> _EXERCISE PROMPT_
Copy out, character for character, every line in the entries below from the line containing "total-value: 11.617.202 <box>987" down to the line containing "cell-value: 0 <box>843 161 856 186</box>", including both of those lines.

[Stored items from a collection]
"""

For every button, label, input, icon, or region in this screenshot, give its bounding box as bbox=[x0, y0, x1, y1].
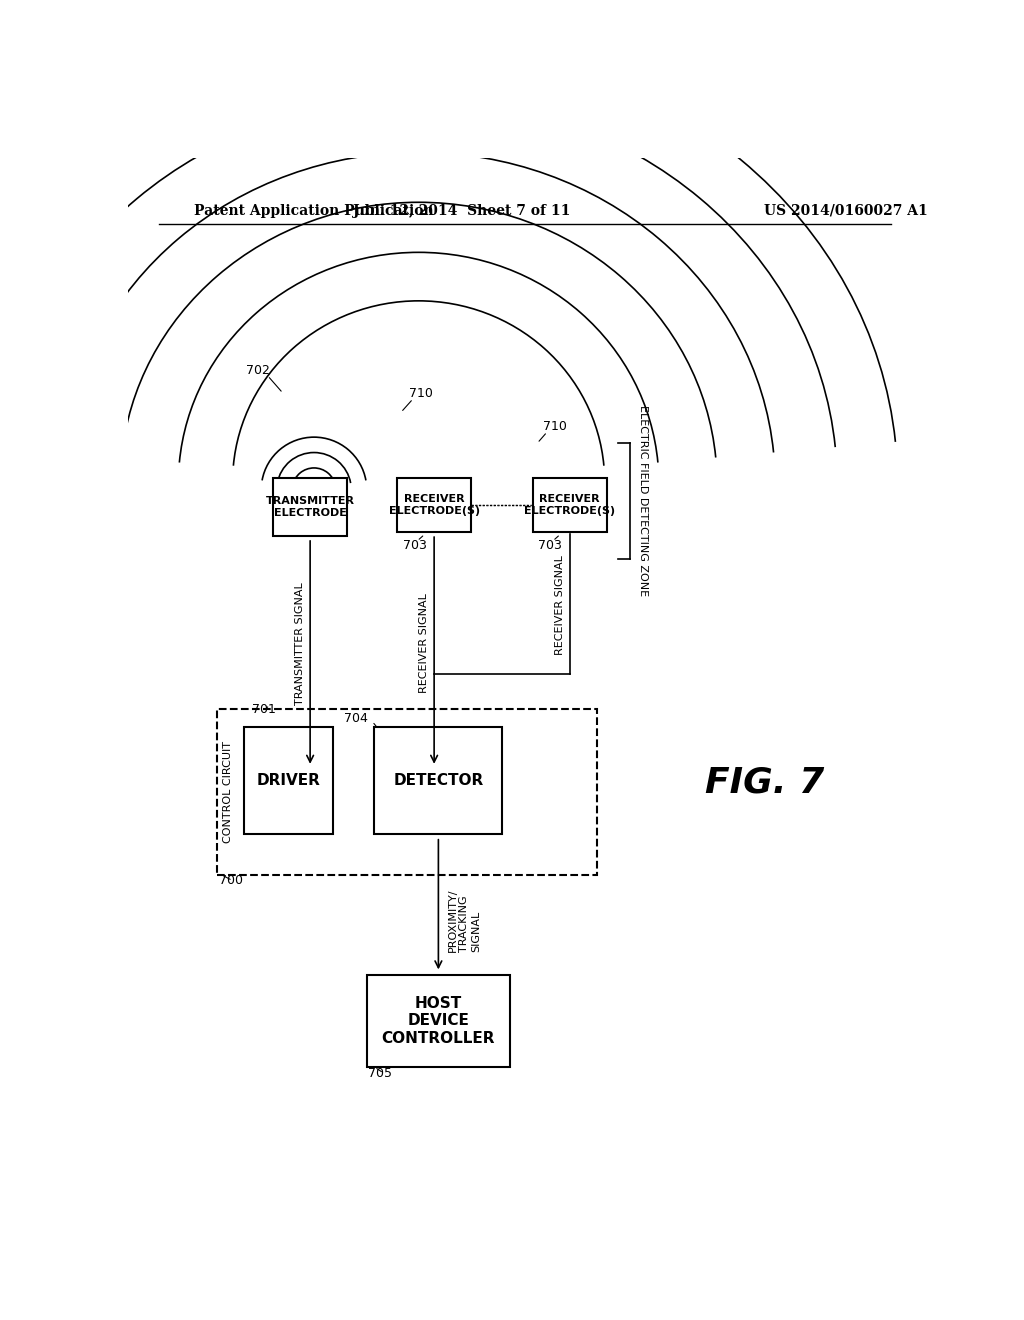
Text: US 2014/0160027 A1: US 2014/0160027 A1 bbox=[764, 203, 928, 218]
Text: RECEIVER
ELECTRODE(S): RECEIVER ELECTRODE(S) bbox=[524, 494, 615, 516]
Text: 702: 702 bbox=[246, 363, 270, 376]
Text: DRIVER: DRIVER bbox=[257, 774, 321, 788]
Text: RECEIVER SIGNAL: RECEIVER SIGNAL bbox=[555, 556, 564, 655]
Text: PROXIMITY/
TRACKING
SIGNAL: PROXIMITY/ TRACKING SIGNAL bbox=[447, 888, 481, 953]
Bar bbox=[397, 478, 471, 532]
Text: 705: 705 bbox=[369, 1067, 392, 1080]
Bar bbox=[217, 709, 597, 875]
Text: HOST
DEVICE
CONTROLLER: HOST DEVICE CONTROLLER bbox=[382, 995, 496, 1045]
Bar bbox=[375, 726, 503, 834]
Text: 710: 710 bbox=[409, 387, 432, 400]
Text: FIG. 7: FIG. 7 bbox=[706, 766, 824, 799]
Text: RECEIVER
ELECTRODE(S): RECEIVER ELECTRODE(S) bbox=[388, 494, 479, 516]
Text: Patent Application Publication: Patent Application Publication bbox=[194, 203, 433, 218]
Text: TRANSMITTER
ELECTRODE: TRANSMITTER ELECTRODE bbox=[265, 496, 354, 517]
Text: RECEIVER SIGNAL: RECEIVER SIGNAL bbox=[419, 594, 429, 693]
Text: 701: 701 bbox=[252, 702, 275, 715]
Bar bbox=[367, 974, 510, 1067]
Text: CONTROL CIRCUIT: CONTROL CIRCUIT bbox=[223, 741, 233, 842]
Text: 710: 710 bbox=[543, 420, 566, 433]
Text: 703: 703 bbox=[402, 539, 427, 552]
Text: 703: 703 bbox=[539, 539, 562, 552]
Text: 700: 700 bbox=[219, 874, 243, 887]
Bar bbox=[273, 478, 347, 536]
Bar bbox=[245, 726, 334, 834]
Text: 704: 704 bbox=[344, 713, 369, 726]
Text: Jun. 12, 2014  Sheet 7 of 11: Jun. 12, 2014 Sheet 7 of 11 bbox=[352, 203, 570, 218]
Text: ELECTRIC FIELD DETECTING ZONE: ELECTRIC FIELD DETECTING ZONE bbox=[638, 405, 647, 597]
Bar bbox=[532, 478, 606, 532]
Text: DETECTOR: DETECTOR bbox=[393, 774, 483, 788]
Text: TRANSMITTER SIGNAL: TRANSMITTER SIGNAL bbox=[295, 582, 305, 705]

"""
"""

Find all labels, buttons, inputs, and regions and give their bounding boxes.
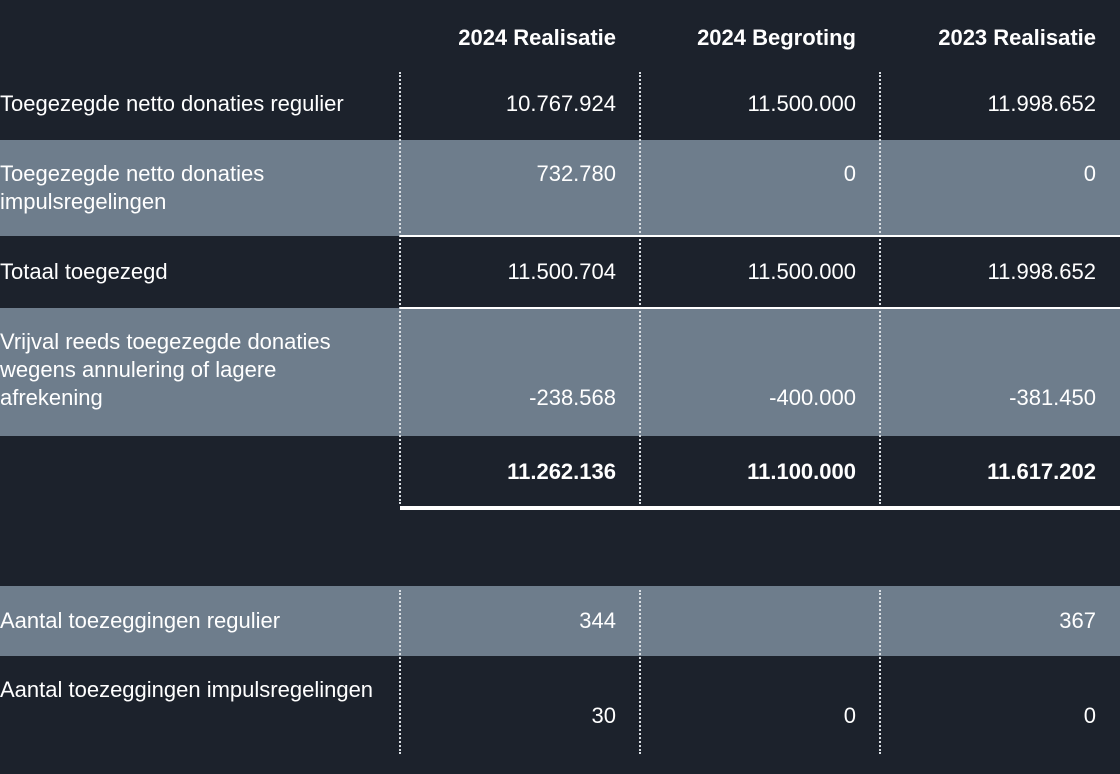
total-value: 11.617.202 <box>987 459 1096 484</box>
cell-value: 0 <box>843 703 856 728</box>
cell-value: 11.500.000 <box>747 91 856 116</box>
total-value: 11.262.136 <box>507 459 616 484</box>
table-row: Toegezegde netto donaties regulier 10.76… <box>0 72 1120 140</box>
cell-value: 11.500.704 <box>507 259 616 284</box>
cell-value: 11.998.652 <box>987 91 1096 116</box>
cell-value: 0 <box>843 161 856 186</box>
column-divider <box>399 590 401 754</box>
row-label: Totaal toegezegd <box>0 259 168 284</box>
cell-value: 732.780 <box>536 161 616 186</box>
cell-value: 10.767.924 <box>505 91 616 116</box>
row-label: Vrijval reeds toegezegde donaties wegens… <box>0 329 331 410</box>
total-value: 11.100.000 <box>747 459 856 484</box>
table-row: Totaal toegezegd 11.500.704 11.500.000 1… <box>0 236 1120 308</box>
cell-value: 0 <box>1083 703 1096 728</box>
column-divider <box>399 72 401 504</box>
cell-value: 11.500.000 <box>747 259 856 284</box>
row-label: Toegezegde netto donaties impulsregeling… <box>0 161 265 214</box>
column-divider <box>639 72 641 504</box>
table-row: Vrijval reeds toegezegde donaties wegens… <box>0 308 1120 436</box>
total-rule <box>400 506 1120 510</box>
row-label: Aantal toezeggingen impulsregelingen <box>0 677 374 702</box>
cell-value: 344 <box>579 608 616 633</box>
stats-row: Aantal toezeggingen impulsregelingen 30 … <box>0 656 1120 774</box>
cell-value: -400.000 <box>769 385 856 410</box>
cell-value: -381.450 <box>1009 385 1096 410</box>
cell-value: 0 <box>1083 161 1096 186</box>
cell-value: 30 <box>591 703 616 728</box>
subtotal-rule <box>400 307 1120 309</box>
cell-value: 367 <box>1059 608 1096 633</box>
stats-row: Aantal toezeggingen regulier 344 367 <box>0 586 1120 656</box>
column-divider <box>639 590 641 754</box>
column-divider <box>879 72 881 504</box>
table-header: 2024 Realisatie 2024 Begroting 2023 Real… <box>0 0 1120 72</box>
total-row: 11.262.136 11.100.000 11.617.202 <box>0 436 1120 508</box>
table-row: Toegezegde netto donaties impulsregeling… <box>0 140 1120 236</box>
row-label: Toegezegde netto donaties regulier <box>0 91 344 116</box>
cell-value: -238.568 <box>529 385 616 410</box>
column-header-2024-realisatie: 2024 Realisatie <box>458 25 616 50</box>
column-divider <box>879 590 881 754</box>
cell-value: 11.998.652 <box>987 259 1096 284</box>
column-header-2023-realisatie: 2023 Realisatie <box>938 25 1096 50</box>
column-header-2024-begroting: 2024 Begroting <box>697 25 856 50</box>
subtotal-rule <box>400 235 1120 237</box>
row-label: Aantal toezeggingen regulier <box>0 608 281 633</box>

"""
"""

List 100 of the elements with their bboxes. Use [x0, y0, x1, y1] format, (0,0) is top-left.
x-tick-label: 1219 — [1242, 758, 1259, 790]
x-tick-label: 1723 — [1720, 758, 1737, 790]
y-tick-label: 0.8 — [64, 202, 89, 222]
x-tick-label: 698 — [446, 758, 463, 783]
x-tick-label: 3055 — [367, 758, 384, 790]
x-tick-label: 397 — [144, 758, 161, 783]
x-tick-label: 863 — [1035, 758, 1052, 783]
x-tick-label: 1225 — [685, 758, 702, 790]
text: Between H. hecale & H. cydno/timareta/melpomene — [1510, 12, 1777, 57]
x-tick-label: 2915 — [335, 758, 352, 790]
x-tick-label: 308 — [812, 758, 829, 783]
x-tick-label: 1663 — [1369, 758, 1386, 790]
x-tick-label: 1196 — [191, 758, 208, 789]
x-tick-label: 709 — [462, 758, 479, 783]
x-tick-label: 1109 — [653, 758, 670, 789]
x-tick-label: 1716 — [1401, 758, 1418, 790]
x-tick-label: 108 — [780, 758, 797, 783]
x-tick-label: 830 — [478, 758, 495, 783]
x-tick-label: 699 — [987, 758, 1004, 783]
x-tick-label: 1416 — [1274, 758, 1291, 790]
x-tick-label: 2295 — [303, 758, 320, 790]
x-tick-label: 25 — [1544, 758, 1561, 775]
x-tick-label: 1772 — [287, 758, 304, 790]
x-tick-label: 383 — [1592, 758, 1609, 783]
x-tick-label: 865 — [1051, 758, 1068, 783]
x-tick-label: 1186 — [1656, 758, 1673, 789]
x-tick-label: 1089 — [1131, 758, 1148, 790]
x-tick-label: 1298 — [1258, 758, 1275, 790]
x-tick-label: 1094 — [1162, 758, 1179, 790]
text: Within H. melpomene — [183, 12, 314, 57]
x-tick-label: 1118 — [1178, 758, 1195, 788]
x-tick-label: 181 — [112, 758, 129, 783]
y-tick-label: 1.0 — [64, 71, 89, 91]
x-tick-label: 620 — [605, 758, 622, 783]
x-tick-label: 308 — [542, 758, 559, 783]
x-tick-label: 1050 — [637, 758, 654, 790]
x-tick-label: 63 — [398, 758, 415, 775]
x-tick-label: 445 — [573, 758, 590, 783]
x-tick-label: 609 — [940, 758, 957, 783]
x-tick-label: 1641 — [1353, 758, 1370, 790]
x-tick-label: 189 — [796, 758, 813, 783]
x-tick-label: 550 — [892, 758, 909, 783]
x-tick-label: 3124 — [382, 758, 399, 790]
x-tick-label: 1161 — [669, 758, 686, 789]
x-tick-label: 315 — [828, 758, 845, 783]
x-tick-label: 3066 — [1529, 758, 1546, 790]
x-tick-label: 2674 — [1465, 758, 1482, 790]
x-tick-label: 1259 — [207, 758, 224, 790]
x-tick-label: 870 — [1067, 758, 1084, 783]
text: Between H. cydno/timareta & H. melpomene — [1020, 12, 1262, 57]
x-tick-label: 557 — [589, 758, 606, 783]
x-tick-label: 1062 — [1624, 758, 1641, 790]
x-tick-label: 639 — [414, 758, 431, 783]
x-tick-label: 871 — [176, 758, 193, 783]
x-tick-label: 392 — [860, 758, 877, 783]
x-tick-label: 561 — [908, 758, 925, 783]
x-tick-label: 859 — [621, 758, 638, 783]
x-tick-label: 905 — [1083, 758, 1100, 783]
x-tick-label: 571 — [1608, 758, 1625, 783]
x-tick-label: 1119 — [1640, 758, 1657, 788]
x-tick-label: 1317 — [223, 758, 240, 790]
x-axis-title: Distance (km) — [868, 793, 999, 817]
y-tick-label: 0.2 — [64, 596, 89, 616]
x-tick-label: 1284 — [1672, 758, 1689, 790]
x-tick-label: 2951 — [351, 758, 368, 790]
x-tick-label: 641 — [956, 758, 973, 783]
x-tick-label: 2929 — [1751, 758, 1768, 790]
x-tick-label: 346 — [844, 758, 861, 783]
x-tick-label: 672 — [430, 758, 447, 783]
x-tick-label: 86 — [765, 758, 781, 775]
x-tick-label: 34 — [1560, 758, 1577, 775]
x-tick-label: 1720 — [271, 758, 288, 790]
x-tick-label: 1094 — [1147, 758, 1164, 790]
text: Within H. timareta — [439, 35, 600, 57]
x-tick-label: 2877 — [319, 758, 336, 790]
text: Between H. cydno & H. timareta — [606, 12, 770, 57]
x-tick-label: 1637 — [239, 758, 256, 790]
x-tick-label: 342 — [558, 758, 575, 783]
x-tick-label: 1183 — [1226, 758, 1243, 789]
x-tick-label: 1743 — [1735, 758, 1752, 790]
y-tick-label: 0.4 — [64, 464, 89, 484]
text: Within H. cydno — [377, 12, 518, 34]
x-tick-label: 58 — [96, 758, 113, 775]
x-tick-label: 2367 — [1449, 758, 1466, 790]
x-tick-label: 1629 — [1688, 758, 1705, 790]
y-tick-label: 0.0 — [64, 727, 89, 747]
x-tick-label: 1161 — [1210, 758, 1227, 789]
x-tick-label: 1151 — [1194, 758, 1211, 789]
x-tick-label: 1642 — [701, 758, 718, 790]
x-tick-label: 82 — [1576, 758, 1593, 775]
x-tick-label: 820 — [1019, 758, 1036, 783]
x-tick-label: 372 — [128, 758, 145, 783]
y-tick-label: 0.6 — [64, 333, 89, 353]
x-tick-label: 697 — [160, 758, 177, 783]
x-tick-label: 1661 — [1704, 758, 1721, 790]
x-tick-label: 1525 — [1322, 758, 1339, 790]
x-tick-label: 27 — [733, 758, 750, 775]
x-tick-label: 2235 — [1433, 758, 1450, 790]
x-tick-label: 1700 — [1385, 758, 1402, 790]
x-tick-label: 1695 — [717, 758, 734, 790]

"""

> _WRITTEN SOLUTION_
total-value: 11.617.202 <box>987 459 1096 484</box>
cell-value: 0 <box>843 703 856 728</box>
cell-value: 11.500.000 <box>747 91 856 116</box>
total-value: 11.262.136 <box>507 459 616 484</box>
table-row: Toegezegde netto donaties regulier 10.76… <box>0 72 1120 140</box>
cell-value: 11.500.704 <box>507 259 616 284</box>
cell-value: 11.998.652 <box>987 91 1096 116</box>
cell-value: 0 <box>843 161 856 186</box>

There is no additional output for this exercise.